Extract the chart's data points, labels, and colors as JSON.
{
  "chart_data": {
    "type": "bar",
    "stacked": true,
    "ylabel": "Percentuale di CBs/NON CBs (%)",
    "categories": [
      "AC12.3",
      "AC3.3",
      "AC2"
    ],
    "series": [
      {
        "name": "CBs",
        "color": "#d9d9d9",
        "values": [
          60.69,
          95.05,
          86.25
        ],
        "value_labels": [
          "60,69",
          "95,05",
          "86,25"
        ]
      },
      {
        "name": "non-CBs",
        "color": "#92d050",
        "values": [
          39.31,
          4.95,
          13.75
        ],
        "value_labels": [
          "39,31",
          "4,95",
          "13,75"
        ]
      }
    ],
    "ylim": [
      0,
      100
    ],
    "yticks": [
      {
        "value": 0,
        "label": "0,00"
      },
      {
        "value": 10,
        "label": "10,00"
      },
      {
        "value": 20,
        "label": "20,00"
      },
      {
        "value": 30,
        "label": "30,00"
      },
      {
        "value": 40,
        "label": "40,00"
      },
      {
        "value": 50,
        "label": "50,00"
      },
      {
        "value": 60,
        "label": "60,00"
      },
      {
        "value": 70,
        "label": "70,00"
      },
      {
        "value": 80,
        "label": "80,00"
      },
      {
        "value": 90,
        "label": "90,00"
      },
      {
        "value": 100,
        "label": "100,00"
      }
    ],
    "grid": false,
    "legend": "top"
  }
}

EXERCISE GOAL:
Your task is to output all of the data above word for word.

EXERCISE SOLUTION:
Extract the chart's data points, labels, and colors as JSON.
{
  "chart_data": {
    "type": "bar",
    "stacked": true,
    "ylabel": "Percentuale di CBs/NON CBs (%)",
    "categories": [
      "AC12.3",
      "AC3.3",
      "AC2"
    ],
    "series": [
      {
        "name": "CBs",
        "color": "#d9d9d9",
        "values": [
          60.69,
          95.05,
          86.25
        ],
        "value_labels": [
          "60,69",
          "95,05",
          "86,25"
        ]
      },
      {
        "name": "non-CBs",
        "color": "#92d050",
        "values": [
          39.31,
          4.95,
          13.75
        ],
        "value_labels": [
          "39,31",
          "4,95",
          "13,75"
        ]
      }
    ],
    "ylim": [
      0,
      100
    ],
    "yticks": [
      {
        "value": 0,
        "label": "0,00"
      },
      {
        "value": 10,
        "label": "10,00"
      },
      {
        "value": 20,
        "label": "20,00"
      },
      {
        "value": 30,
        "label": "30,00"
      },
      {
        "value": 40,
        "label": "40,00"
      },
      {
        "value": 50,
        "label": "50,00"
      },
      {
        "value": 60,
        "label": "60,00"
      },
      {
        "value": 70,
        "label": "70,00"
      },
      {
        "value": 80,
        "label": "80,00"
      },
      {
        "value": 90,
        "label": "90,00"
      },
      {
        "value": 100,
        "label": "100,00"
      }
    ],
    "grid": false,
    "legend": "top"
  }
}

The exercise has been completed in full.